_Parts of the exercise_
- A) In the blog post about an HOA manager's theft below, which company did Taggert Mayfield own?
- B) Echo the part of the HOA theft post below between "Yep, I know" and "holes in them.", inclusive.

Source passage section start

Yep, I know that’s an insect, an annoying little insect. Wikipedia says katydids disguise themselves brilliantly as dead rotting leaves complete with holes in them.
I do strain for metaphors once in a while, but an HOA manager in Katy, Texas, disguised himself as a worthless piece of dead, rotting debris when he decided to steal a million dollars from his neighbors. 34 year old Taggert Mayfield pleaded guilty to money laundering, scoffing at his fiduciary dutues, and bald-faced theft from homeowners who profoundly trusted him.
Many of those homeowners were elderly and had saved all their lives to buy their retirement homes. Mayfield, who owned Arrow Management Company did lots of business in Fort Bend andHarris Counties. An Assistant D.A. says Mayfield was really “living the dream,” as a parasite sucking the life blood out of his neighbors’ financial dreams. He devestated a number of helpless homeowners, who will never again see the American HOA movement the way they once did.
Don’t think for a second, though, that Mayfield is alone. And don’t think that Las Vegas homeowners are alone as they struggle to recuperate from a hundred million dollar swindle the feds are still investigating in Nevada. No, folks, this kind of raw theft is going on in cities across the country. When an HOA demands total trust but refuses to install any safety checks, the HOA board officers are absolutely as guilty as the embezzlers. When lawyers are hired to suppress any protests by suffering homeowners, there’s something evil going on beneath the surface.
35 years in the slammer! That’s what a judge handed out to Taggert Mayfield, a property manager who stole about two million dollars from a number of HOAs he managed. Rarely, kind readers, rarely will you ever see this kind of a sentence given to someone who steals from his neighbors. More often, it’s a wrist slap and a restitution order that never gets paid.

Source passage section end
Dataset section start

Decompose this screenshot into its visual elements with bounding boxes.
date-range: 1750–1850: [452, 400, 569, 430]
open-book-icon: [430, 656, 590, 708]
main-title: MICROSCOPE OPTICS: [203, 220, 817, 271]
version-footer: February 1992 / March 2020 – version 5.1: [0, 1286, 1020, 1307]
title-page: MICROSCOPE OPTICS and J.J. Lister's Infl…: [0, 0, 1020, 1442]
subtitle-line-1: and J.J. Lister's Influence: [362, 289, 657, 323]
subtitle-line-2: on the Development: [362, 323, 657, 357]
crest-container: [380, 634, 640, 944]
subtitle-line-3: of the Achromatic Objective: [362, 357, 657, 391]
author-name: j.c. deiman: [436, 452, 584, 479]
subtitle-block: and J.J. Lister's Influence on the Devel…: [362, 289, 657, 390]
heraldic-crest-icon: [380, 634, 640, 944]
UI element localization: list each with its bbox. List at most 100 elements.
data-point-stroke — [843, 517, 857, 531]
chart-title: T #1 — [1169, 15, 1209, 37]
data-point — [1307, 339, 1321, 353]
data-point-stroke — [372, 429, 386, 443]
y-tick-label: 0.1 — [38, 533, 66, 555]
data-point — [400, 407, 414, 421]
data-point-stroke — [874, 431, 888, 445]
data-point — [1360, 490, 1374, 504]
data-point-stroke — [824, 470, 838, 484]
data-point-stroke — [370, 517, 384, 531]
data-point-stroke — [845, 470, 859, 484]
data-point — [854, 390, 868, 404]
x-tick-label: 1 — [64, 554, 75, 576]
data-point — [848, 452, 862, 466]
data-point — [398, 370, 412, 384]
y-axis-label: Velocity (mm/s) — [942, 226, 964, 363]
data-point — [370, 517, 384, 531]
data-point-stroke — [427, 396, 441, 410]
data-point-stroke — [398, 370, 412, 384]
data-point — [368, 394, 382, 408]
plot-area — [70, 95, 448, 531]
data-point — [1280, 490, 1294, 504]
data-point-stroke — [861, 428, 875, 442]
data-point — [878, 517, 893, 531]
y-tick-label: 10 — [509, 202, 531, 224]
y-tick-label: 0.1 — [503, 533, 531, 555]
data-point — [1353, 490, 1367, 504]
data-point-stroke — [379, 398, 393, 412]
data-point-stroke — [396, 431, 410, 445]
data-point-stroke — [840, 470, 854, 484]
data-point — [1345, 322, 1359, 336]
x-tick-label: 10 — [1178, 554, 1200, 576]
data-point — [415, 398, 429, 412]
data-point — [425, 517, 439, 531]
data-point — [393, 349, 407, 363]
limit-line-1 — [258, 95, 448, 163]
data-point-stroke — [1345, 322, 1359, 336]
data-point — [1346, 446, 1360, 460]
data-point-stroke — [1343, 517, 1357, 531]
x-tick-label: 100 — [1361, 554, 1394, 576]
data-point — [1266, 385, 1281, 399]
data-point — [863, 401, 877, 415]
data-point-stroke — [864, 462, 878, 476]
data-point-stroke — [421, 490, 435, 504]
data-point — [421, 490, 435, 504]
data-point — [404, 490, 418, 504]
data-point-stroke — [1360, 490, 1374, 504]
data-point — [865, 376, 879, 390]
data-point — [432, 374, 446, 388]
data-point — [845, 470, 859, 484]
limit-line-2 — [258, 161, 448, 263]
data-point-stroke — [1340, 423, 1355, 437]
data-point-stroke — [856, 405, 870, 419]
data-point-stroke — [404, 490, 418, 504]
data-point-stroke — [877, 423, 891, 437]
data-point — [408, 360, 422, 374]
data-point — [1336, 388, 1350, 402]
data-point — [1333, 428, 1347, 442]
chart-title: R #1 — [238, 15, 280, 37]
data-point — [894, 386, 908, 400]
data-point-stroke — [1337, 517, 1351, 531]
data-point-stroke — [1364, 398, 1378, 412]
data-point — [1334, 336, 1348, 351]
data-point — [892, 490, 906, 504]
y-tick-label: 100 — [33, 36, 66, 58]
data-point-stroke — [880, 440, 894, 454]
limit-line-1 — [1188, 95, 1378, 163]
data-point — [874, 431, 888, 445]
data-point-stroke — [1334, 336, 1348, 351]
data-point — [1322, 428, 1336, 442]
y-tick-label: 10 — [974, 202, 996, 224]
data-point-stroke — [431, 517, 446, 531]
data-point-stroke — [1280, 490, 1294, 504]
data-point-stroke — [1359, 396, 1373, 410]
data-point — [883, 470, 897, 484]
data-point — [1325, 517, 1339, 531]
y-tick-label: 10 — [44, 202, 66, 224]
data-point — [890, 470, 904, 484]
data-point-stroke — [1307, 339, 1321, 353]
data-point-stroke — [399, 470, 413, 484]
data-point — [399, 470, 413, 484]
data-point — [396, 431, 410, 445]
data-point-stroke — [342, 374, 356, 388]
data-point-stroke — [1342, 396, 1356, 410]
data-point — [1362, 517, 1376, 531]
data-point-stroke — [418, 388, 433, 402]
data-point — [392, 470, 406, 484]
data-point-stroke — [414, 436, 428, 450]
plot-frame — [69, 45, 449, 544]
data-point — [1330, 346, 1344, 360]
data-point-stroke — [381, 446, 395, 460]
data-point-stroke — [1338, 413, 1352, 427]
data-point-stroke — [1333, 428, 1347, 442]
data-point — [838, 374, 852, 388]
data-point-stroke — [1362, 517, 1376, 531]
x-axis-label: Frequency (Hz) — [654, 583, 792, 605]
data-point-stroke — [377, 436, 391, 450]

Dataset section end

_Task results_
- A) Arrow Management Company

- B)
Yep, I know that’s an insect, an annoying little insect. Wikipedia says katydids disguise themselves brilliantly as dead rotting leaves complete with holes in them.